◆ Problem to work on ◆
For the entries that follow, state how many lines include the word "highs", giving the number and nothing else.

======== Dataset content ========

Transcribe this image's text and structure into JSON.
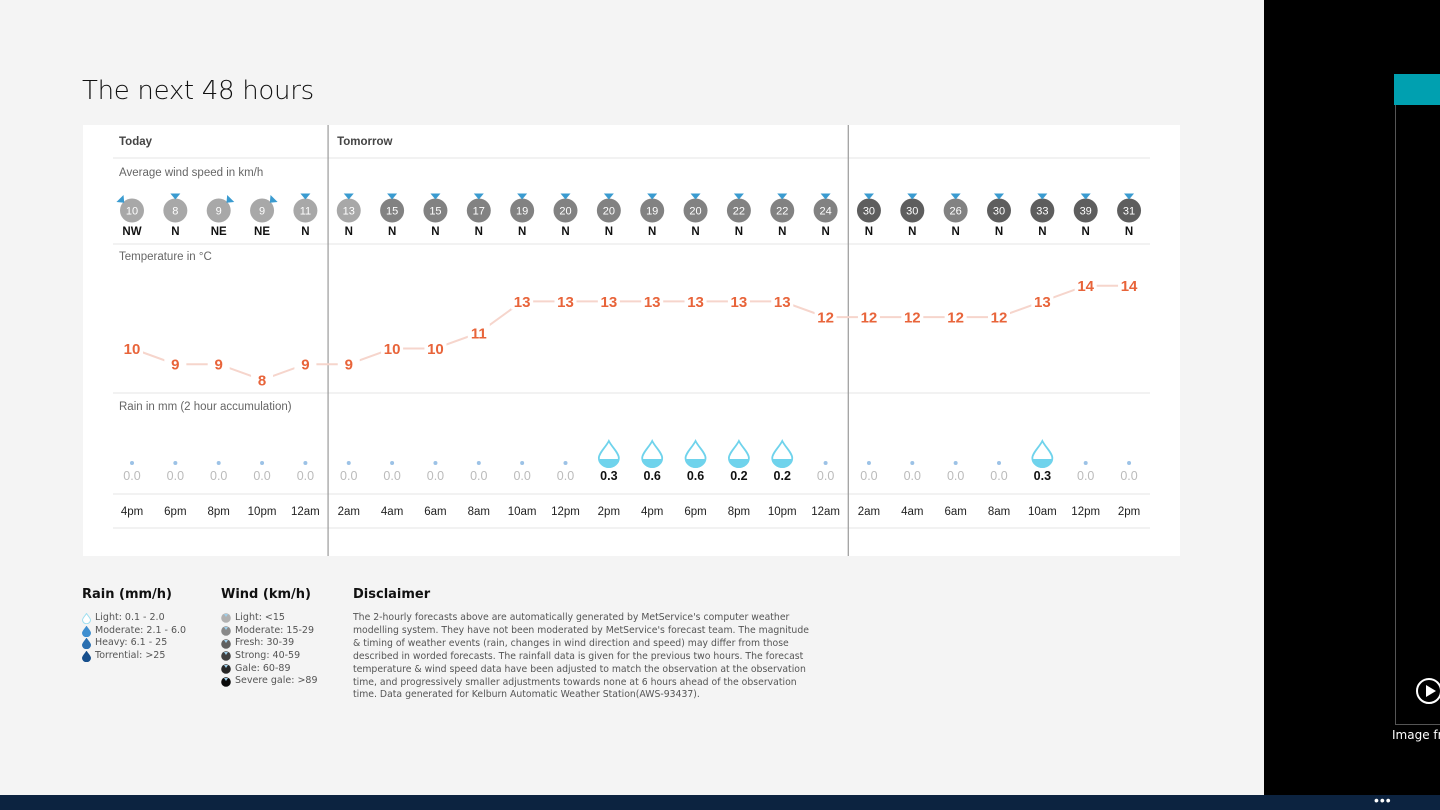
{
  "page": {
    "title": "The next 48 hours"
  },
  "chart_data": {
    "type": "table",
    "title": "The next 48 hours",
    "day_labels": [
      {
        "label": "Today",
        "start_index": 0
      },
      {
        "label": "Tomorrow",
        "start_index": 5
      },
      {
        "label": "",
        "start_index": 17
      }
    ],
    "wind_title": "Average wind speed in km/h",
    "temp_title": "Temperature in °C",
    "rain_title": "Rain in mm (2 hour accumulation)",
    "times": [
      "4pm",
      "6pm",
      "8pm",
      "10pm",
      "12am",
      "2am",
      "4am",
      "6am",
      "8am",
      "10am",
      "12pm",
      "2pm",
      "4pm",
      "6pm",
      "8pm",
      "10pm",
      "12am",
      "2am",
      "4am",
      "6am",
      "8am",
      "10am",
      "12pm",
      "2pm"
    ],
    "wind_speed": [
      10,
      8,
      9,
      9,
      11,
      13,
      15,
      15,
      17,
      19,
      20,
      20,
      19,
      20,
      22,
      22,
      24,
      30,
      30,
      26,
      30,
      33,
      39,
      31
    ],
    "wind_direction": [
      "NW",
      "N",
      "NE",
      "NE",
      "N",
      "N",
      "N",
      "N",
      "N",
      "N",
      "N",
      "N",
      "N",
      "N",
      "N",
      "N",
      "N",
      "N",
      "N",
      "N",
      "N",
      "N",
      "N",
      "N"
    ],
    "temperature": [
      10,
      9,
      9,
      8,
      9,
      9,
      10,
      10,
      11,
      13,
      13,
      13,
      13,
      13,
      13,
      13,
      12,
      12,
      12,
      12,
      12,
      13,
      14,
      14
    ],
    "rain": [
      "0.0",
      "0.0",
      "0.0",
      "0.0",
      "0.0",
      "0.0",
      "0.0",
      "0.0",
      "0.0",
      "0.0",
      "0.0",
      "0.3",
      "0.6",
      "0.6",
      "0.2",
      "0.2",
      "0.0",
      "0.0",
      "0.0",
      "0.0",
      "0.0",
      "0.3",
      "0.0",
      "0.0"
    ],
    "colors": {
      "temperature_text": "#e8643a",
      "temperature_line": "#f6d5cc",
      "wind_arrow": "#3a9bd0",
      "rain_drop": "#6fd3ec",
      "wind_light": "#a8a8a8",
      "wind_moderate": "#828282",
      "wind_fresh": "#5e5e5e"
    }
  },
  "legend": {
    "rain": {
      "title": "Rain (mm/h)",
      "items": [
        {
          "label": "Light: 0.1 - 2.0",
          "color": "#9fdff0"
        },
        {
          "label": "Moderate: 2.1 - 6.0",
          "color": "#3f8fd0"
        },
        {
          "label": "Heavy: 6.1 - 25",
          "color": "#2a6fb0"
        },
        {
          "label": "Torrential: >25",
          "color": "#174f8c"
        }
      ]
    },
    "wind": {
      "title": "Wind (km/h)",
      "items": [
        {
          "label": "Light: <15",
          "color": "#b0b0b0"
        },
        {
          "label": "Moderate: 15-29",
          "color": "#888888"
        },
        {
          "label": "Fresh: 30-39",
          "color": "#606060"
        },
        {
          "label": "Strong: 40-59",
          "color": "#404040"
        },
        {
          "label": "Gale: 60-89",
          "color": "#262626"
        },
        {
          "label": "Severe gale: >89",
          "color": "#0a0a0a"
        }
      ]
    }
  },
  "disclaimer": {
    "title": "Disclaimer",
    "text": "The 2-hourly forecasts above are automatically generated by MetService's computer weather modelling system. They have not been moderated by MetService's forecast team. The magnitude & timing of weather events (rain, changes in wind direction and speed) may differ from those described in worded forecasts. The rainfall data is given for the previous two hours. The forecast temperature & wind speed data have been adjusted to match the observation at the observation time, and progressively smaller adjustments towards none at 6 hours ahead of the observation time. Data generated for Kelburn Automatic Weather Station(AWS-93437)."
  },
  "side_panel": {
    "caption": "Image fr",
    "more_label": "•••"
  }
}
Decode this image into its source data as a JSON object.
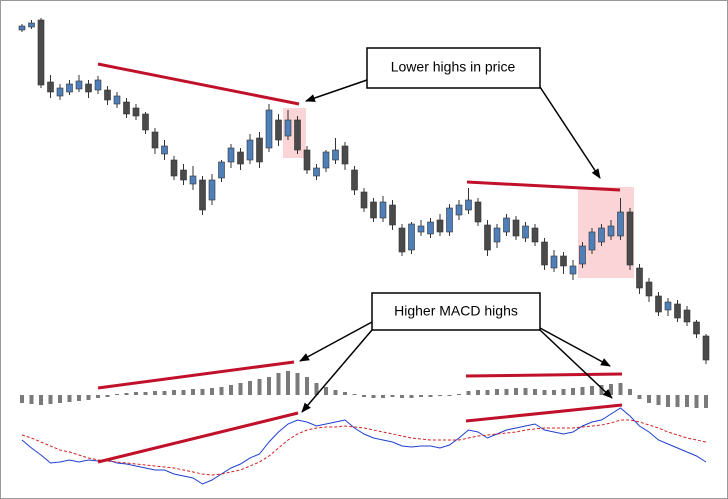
{
  "chart_data": [
    {
      "type": "candlestick",
      "up_color": "#4f7fb8",
      "down_color": "#4a4a4a",
      "ylim": [
        -10,
        360
      ],
      "open": [
        330,
        333,
        340,
        278,
        264,
        268,
        271,
        276,
        270,
        270,
        256,
        258,
        252,
        246,
        228,
        206,
        200,
        190,
        176,
        180,
        160,
        182,
        198,
        208,
        200,
        222,
        212,
        240,
        224,
        240,
        210,
        184,
        192,
        200,
        214,
        190,
        168,
        158,
        142,
        155,
        132,
        110,
        128,
        126,
        140,
        128,
        145,
        150,
        158,
        135,
        118,
        128,
        140,
        122,
        132,
        118,
        92,
        104,
        86,
        96,
        110,
        118,
        124,
        124,
        148,
        92,
        78,
        64,
        50,
        56,
        50,
        38,
        24
      ],
      "high": [
        336,
        340,
        342,
        285,
        276,
        280,
        285,
        280,
        284,
        274,
        268,
        262,
        256,
        248,
        232,
        220,
        204,
        196,
        194,
        184,
        186,
        200,
        216,
        212,
        226,
        228,
        256,
        246,
        250,
        244,
        214,
        196,
        210,
        222,
        218,
        194,
        172,
        162,
        164,
        160,
        136,
        138,
        140,
        142,
        146,
        156,
        160,
        172,
        162,
        140,
        136,
        146,
        144,
        138,
        136,
        122,
        110,
        108,
        100,
        118,
        132,
        136,
        140,
        162,
        152,
        96,
        82,
        68,
        62,
        60,
        54,
        40,
        26
      ],
      "low": [
        328,
        331,
        272,
        262,
        260,
        265,
        268,
        262,
        266,
        255,
        252,
        242,
        240,
        226,
        206,
        200,
        180,
        175,
        170,
        145,
        155,
        178,
        192,
        190,
        196,
        192,
        208,
        214,
        220,
        206,
        186,
        180,
        188,
        196,
        190,
        165,
        148,
        138,
        138,
        130,
        104,
        106,
        124,
        122,
        124,
        124,
        140,
        146,
        134,
        104,
        112,
        124,
        120,
        118,
        114,
        90,
        88,
        86,
        80,
        92,
        106,
        114,
        120,
        120,
        90,
        66,
        58,
        44,
        44,
        38,
        34,
        22,
        -4
      ],
      "close": [
        334,
        337,
        275,
        268,
        272,
        276,
        279,
        268,
        280,
        260,
        264,
        246,
        244,
        230,
        212,
        214,
        184,
        180,
        184,
        150,
        180,
        198,
        212,
        196,
        220,
        198,
        250,
        220,
        240,
        210,
        190,
        192,
        208,
        210,
        196,
        170,
        152,
        142,
        158,
        135,
        108,
        136,
        134,
        138,
        128,
        152,
        155,
        160,
        138,
        110,
        132,
        142,
        124,
        134,
        118,
        95,
        104,
        94,
        94,
        114,
        128,
        132,
        134,
        148,
        95,
        72,
        64,
        48,
        58,
        42,
        38,
        26,
        0
      ]
    },
    {
      "type": "bar",
      "color": "#7a7a7a",
      "ylim": [
        -30,
        30
      ],
      "values": [
        -8,
        -9,
        -10,
        -9,
        -8,
        -7,
        -6,
        -5,
        -3,
        -2,
        1,
        2,
        3,
        3,
        4,
        4,
        5,
        5,
        6,
        6,
        7,
        8,
        10,
        12,
        14,
        16,
        18,
        22,
        24,
        22,
        18,
        12,
        8,
        5,
        3,
        1,
        -2,
        -3,
        -3,
        -2,
        -3,
        -3,
        -2,
        -2,
        -1,
        -1,
        1,
        4,
        5,
        5,
        6,
        6,
        7,
        7,
        6,
        5,
        5,
        6,
        7,
        8,
        9,
        10,
        11,
        12,
        6,
        -4,
        -8,
        -10,
        -12,
        -12,
        -12,
        -13,
        -13
      ]
    },
    {
      "type": "line",
      "ylim": [
        -10,
        75
      ],
      "series": [
        {
          "color": "#1f3fd0",
          "values": [
            40,
            32,
            25,
            17,
            18,
            20,
            18,
            20,
            19,
            20,
            17,
            16,
            14,
            12,
            10,
            10,
            6,
            4,
            2,
            -4,
            0,
            6,
            12,
            16,
            22,
            26,
            38,
            48,
            56,
            60,
            58,
            54,
            56,
            58,
            60,
            52,
            46,
            42,
            40,
            38,
            34,
            33,
            34,
            34,
            32,
            35,
            42,
            50,
            48,
            42,
            46,
            50,
            52,
            54,
            56,
            50,
            48,
            46,
            48,
            54,
            58,
            60,
            66,
            72,
            64,
            54,
            48,
            40,
            36,
            32,
            28,
            24,
            18
          ]
        },
        {
          "color": "#d42020",
          "dashed": true,
          "values": [
            45,
            42,
            38,
            34,
            30,
            28,
            25,
            22,
            20,
            19,
            18,
            17,
            16,
            15,
            14,
            13,
            12,
            10,
            8,
            6,
            5,
            6,
            8,
            10,
            14,
            18,
            24,
            32,
            40,
            46,
            50,
            52,
            53,
            53,
            54,
            53,
            52,
            50,
            48,
            46,
            44,
            42,
            41,
            40,
            40,
            40,
            40,
            42,
            44,
            45,
            46,
            47,
            48,
            50,
            51,
            52,
            52,
            52,
            52,
            53,
            54,
            55,
            57,
            60,
            60,
            58,
            55,
            52,
            48,
            45,
            42,
            40,
            38
          ]
        }
      ]
    }
  ],
  "annotations": [
    "Lower highs in price",
    "Higher MACD highs"
  ]
}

========

◆ Reply ◆
2